Given instruction: In the listing below, count the lines containing the string "badge" and state only the number.
┌─ Data to use
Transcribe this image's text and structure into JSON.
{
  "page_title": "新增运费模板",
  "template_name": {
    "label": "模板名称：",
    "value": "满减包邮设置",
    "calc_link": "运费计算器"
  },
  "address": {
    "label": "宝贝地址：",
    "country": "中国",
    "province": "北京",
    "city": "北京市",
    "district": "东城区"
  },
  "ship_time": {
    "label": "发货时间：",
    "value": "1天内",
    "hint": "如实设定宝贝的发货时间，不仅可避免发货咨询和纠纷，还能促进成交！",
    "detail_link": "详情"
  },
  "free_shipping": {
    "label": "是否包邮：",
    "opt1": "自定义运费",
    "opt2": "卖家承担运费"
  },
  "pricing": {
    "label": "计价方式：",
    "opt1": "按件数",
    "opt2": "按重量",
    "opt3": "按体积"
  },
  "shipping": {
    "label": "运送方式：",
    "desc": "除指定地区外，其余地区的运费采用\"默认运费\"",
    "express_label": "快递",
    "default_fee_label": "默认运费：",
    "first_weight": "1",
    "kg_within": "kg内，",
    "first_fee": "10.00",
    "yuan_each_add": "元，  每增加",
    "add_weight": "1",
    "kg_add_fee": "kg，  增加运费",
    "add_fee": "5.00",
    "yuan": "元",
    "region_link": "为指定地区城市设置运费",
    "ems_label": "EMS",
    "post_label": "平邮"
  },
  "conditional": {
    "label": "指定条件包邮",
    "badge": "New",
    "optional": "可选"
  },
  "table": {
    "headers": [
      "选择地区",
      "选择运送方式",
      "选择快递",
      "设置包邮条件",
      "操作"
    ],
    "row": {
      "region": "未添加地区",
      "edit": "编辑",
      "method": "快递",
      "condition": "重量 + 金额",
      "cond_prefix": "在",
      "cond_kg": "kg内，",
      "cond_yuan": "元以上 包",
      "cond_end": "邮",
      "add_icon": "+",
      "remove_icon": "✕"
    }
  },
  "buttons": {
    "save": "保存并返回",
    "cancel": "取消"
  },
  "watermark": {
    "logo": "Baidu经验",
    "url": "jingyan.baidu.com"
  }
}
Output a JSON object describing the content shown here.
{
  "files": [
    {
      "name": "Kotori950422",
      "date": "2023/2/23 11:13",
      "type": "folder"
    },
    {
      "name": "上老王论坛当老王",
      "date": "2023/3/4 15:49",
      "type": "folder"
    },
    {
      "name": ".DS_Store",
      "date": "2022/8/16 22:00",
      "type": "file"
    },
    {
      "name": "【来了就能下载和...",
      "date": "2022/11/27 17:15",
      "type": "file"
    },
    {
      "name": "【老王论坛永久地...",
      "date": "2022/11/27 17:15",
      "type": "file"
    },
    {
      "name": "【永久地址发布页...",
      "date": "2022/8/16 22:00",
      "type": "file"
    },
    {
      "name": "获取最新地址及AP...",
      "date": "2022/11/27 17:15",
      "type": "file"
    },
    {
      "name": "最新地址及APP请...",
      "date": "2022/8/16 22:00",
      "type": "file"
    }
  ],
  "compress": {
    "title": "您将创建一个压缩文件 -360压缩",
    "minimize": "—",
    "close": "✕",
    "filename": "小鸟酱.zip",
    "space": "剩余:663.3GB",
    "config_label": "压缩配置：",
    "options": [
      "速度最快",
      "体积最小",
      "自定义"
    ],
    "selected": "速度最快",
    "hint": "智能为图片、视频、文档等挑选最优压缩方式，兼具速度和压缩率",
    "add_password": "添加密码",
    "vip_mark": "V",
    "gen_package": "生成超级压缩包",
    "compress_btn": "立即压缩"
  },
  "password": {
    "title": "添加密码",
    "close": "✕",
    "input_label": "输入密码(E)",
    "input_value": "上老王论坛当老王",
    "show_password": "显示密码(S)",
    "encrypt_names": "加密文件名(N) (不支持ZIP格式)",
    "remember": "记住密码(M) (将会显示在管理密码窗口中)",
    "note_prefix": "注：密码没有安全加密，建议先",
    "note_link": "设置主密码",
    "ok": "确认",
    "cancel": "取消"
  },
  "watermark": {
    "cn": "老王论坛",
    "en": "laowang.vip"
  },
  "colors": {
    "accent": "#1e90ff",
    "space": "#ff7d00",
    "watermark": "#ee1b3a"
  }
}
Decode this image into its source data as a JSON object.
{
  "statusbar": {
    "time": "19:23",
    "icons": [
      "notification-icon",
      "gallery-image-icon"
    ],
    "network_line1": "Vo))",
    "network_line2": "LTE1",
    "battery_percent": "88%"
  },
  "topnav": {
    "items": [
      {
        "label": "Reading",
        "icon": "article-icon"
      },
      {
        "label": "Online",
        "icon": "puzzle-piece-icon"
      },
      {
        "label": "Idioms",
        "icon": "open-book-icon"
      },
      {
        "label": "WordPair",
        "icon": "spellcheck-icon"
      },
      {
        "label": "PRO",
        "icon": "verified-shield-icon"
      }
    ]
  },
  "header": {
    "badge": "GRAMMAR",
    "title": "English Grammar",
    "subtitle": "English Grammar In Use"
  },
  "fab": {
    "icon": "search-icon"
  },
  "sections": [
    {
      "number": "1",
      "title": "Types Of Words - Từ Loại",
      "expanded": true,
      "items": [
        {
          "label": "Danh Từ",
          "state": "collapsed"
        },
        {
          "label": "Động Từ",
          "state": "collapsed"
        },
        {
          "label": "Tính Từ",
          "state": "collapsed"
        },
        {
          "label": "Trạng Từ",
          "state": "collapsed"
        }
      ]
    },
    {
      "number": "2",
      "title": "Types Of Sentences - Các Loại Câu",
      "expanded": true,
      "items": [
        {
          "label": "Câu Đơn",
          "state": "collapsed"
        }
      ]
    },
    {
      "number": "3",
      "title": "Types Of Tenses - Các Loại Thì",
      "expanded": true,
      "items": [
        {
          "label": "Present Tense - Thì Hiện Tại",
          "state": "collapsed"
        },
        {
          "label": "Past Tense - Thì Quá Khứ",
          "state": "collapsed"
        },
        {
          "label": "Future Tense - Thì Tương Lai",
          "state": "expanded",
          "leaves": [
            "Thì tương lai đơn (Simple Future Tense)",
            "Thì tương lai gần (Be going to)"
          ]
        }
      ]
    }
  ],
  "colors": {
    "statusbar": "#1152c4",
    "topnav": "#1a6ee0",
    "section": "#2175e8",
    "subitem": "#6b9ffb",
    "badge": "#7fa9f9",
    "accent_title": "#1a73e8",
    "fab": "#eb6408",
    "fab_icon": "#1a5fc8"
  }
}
└─
Exercise response: 3